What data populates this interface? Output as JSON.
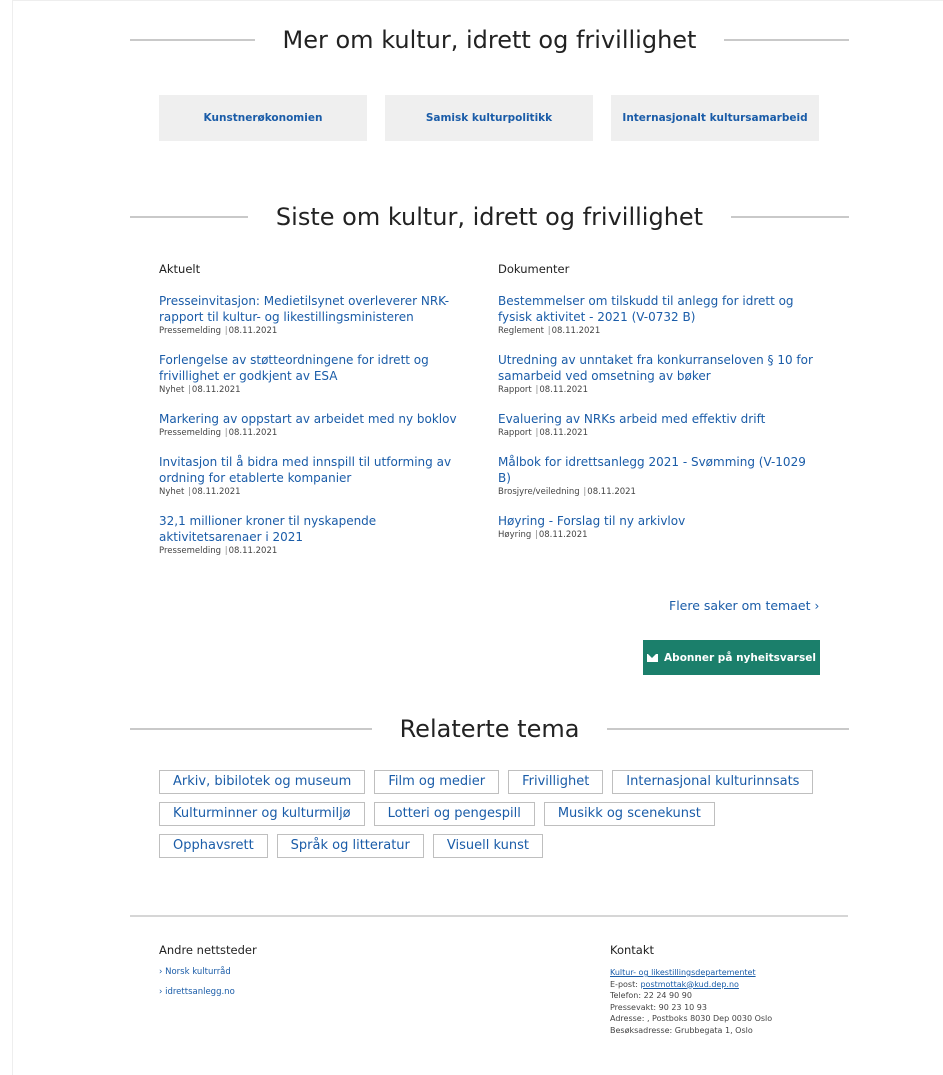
{
  "sections": {
    "more": {
      "title": "Mer om kultur, idrett og frivillighet"
    },
    "latest": {
      "title": "Siste om kultur, idrett og frivillighet"
    },
    "related": {
      "title": "Relaterte tema"
    }
  },
  "topic_cards": [
    "Kunstnerøkonomien",
    "Samisk kulturpolitikk",
    "Internasjonalt kultursamarbeid"
  ],
  "news": {
    "title": "Aktuelt",
    "items": [
      {
        "title": "Presseinvitasjon: Medietilsynet overleverer NRK-rapport til kultur- og likestillingsministeren",
        "type": "Pressemelding",
        "date": "08.11.2021"
      },
      {
        "title": "Forlengelse av støtteordningene for idrett og frivillighet er godkjent av ESA",
        "type": "Nyhet",
        "date": "08.11.2021"
      },
      {
        "title": "Markering av oppstart av arbeidet med ny boklov",
        "type": "Pressemelding",
        "date": "08.11.2021"
      },
      {
        "title": "Invitasjon til å bidra med innspill til utforming av ordning for etablerte kompanier",
        "type": "Nyhet",
        "date": "08.11.2021"
      },
      {
        "title": "32,1 millioner kroner til nyskapende aktivitetsarenaer i 2021",
        "type": "Pressemelding",
        "date": "08.11.2021"
      }
    ]
  },
  "documents": {
    "title": "Dokumenter",
    "items": [
      {
        "title": "Bestemmelser om tilskudd til anlegg for idrett og fysisk aktivitet - 2021 (V-0732 B)",
        "type": "Reglement",
        "date": "08.11.2021"
      },
      {
        "title": "Utredning av unntaket fra konkurranseloven § 10 for samarbeid ved omsetning av bøker",
        "type": "Rapport",
        "date": "08.11.2021"
      },
      {
        "title": "Evaluering av NRKs arbeid med effektiv drift",
        "type": "Rapport",
        "date": "08.11.2021"
      },
      {
        "title": "Målbok for idrettsanlegg 2021 - Svømming (V-1029 B)",
        "type": "Brosjyre/veiledning",
        "date": "08.11.2021"
      },
      {
        "title": "Høyring - Forslag til ny arkivlov",
        "type": "Høyring",
        "date": "08.11.2021"
      }
    ]
  },
  "more_link": "Flere saker om temaet",
  "subscribe": {
    "label": "Abonner på nyheitsvarsel",
    "color": "#1b7f6b"
  },
  "tags": [
    "Arkiv, bibilotek og museum",
    "Film og medier",
    "Frivillighet",
    "Internasjonal kulturinnsats",
    "Kulturminner og kulturmiljø",
    "Lotteri og pengespill",
    "Musikk og scenekunst",
    "Opphavsrett",
    "Språk og litteratur",
    "Visuell kunst"
  ],
  "footer": {
    "other_sites": {
      "title": "Andre nettsteder",
      "links": [
        "Norsk kulturråd",
        "idrettsanlegg.no"
      ]
    },
    "contact": {
      "title": "Kontakt",
      "org": "Kultur- og likestillingsdepartementet",
      "email_label": "E-post: ",
      "email": "postmottak@kud.dep.no",
      "phone": "Telefon: 22 24 90 90",
      "press": "Pressevakt: 90 23 10 93",
      "address": "Adresse: , Postboks 8030 Dep 0030 Oslo",
      "visit": "Besøksadresse: Grubbegata 1, Oslo"
    }
  },
  "colors": {
    "link": "#1a5ca8",
    "card_bg": "#efefef",
    "accent": "#1b7f6b"
  }
}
* * *
### Stated goal
Check each line of the records above for the word "Oslo", then give the number of lines that have it, with no other words.

### Final result
2